▸ Exercise brief
Repeat each entry as written and leave the images out of the copy.

###

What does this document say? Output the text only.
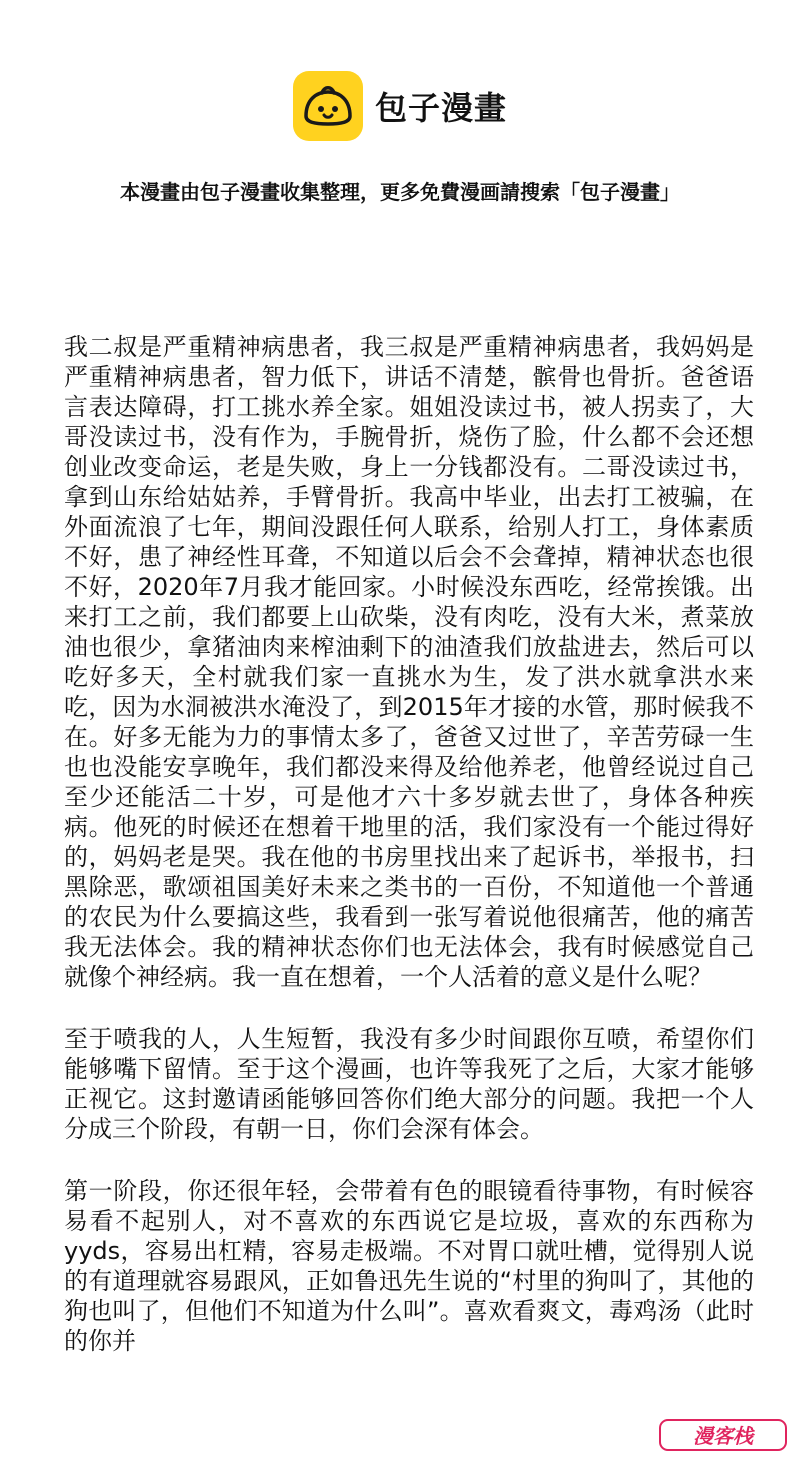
包子漫畫
本漫畫由包子漫畫收集整理，更多免費漫画請搜索「包子漫畫」

我二叔是严重精神病患者，我三叔是严重精神病患者，我妈妈是严重精神病患者，智力低下，讲话不清楚，髌骨也骨折。爸爸语言表达障碍，打工挑水养全家。姐姐没读过书，被人拐卖了，大哥没读过书，没有作为，手腕骨折，烧伤了脸，什么都不会还想创业改变命运，老是失败，身上一分钱都没有。二哥没读过书，拿到山东给姑姑养，手臂骨折。我高中毕业，出去打工被骗，在外面流浪了七年，期间没跟任何人联系，给别人打工，身体素质不好，患了神经性耳聋，不知道以后会不会聋掉，精神状态也很不好，2020年7月我才能回家。小时候没东西吃，经常挨饿。出来打工之前，我们都要上山砍柴，没有肉吃，没有大米，煮菜放油也很少，拿猪油肉来榨油剩下的油渣我们放盐进去，然后可以吃好多天，全村就我们家一直挑水为生，发了洪水就拿洪水来吃，因为水洞被洪水淹没了，到2015年才接的水管，那时候我不在。好多无能为力的事情太多了，爸爸又过世了，辛苦劳碌一生也也没能安享晚年，我们都没来得及给他养老，他曾经说过自己至少还能活二十岁，可是他才六十多岁就去世了，身体各种疾病。他死的时候还在想着干地里的活，我们家没有一个能过得好的，妈妈老是哭。我在他的书房里找出来了起诉书，举报书，扫黑除恶，歌颂祖国美好未来之类书的一百份，不知道他一个普通的农民为什么要搞这些，我看到一张写着说他很痛苦，他的痛苦我无法体会。我的精神状态你们也无法体会，我有时候感觉自己就像个神经病。我一直在想着，一个人活着的意义是什么呢？

至于喷我的人，人生短暂，我没有多少时间跟你互喷，希望你们能够嘴下留情。至于这个漫画，也许等我死了之后，大家才能够正视它。这封邀请函能够回答你们绝大部分的问题。我把一个人分成三个阶段，有朝一日，你们会深有体会。

第一阶段，你还很年轻，会带着有色的眼镜看待事物，有时候容易看不起别人，对不喜欢的东西说它是垃圾，喜欢的东西称为yyds，容易出杠精，容易走极端。不对胃口就吐槽，觉得别人说的有道理就容易跟风，正如鲁迅先生说的“村里的狗叫了，其他的狗也叫了，但他们不知道为什么叫”。喜欢看爽文，毒鸡汤（此时的你并

漫客栈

###

▸ Task solution
What does this document say? Output the text only.
包子漫畫
本漫畫由包子漫畫收集整理，更多免費漫画請搜索「包子漫畫」

我二叔是严重精神病患者，我三叔是严重精神病患者，我妈妈是严重精神病患者，智力低下，讲话不清楚，髌骨也骨折。爸爸语言表达障碍，打工挑水养全家。姐姐没读过书，被人拐卖了，大哥没读过书，没有作为，手腕骨折，烧伤了脸，什么都不会还想创业改变命运，老是失败，身上一分钱都没有。二哥没读过书，拿到山东给姑姑养，手臂骨折。我高中毕业，出去打工被骗，在外面流浪了七年，期间没跟任何人联系，给别人打工，身体素质不好，患了神经性耳聋，不知道以后会不会聋掉，精神状态也很不好，2020年7月我才能回家。小时候没东西吃，经常挨饿。出来打工之前，我们都要上山砍柴，没有肉吃，没有大米，煮菜放油也很少，拿猪油肉来榨油剩下的油渣我们放盐进去，然后可以吃好多天，全村就我们家一直挑水为生，发了洪水就拿洪水来吃，因为水洞被洪水淹没了，到2015年才接的水管，那时候我不在。好多无能为力的事情太多了，爸爸又过世了，辛苦劳碌一生也也没能安享晚年，我们都没来得及给他养老，他曾经说过自己至少还能活二十岁，可是他才六十多岁就去世了，身体各种疾病。他死的时候还在想着干地里的活，我们家没有一个能过得好的，妈妈老是哭。我在他的书房里找出来了起诉书，举报书，扫黑除恶，歌颂祖国美好未来之类书的一百份，不知道他一个普通的农民为什么要搞这些，我看到一张写着说他很痛苦，他的痛苦我无法体会。我的精神状态你们也无法体会，我有时候感觉自己就像个神经病。我一直在想着，一个人活着的意义是什么呢？

至于喷我的人，人生短暂，我没有多少时间跟你互喷，希望你们能够嘴下留情。至于这个漫画，也许等我死了之后，大家才能够正视它。这封邀请函能够回答你们绝大部分的问题。我把一个人分成三个阶段，有朝一日，你们会深有体会。

第一阶段，你还很年轻，会带着有色的眼镜看待事物，有时候容易看不起别人，对不喜欢的东西说它是垃圾，喜欢的东西称为yyds，容易出杠精，容易走极端。不对胃口就吐槽，觉得别人说的有道理就容易跟风，正如鲁迅先生说的“村里的狗叫了，其他的狗也叫了，但他们不知道为什么叫”。喜欢看爽文，毒鸡汤（此时的你并

漫客栈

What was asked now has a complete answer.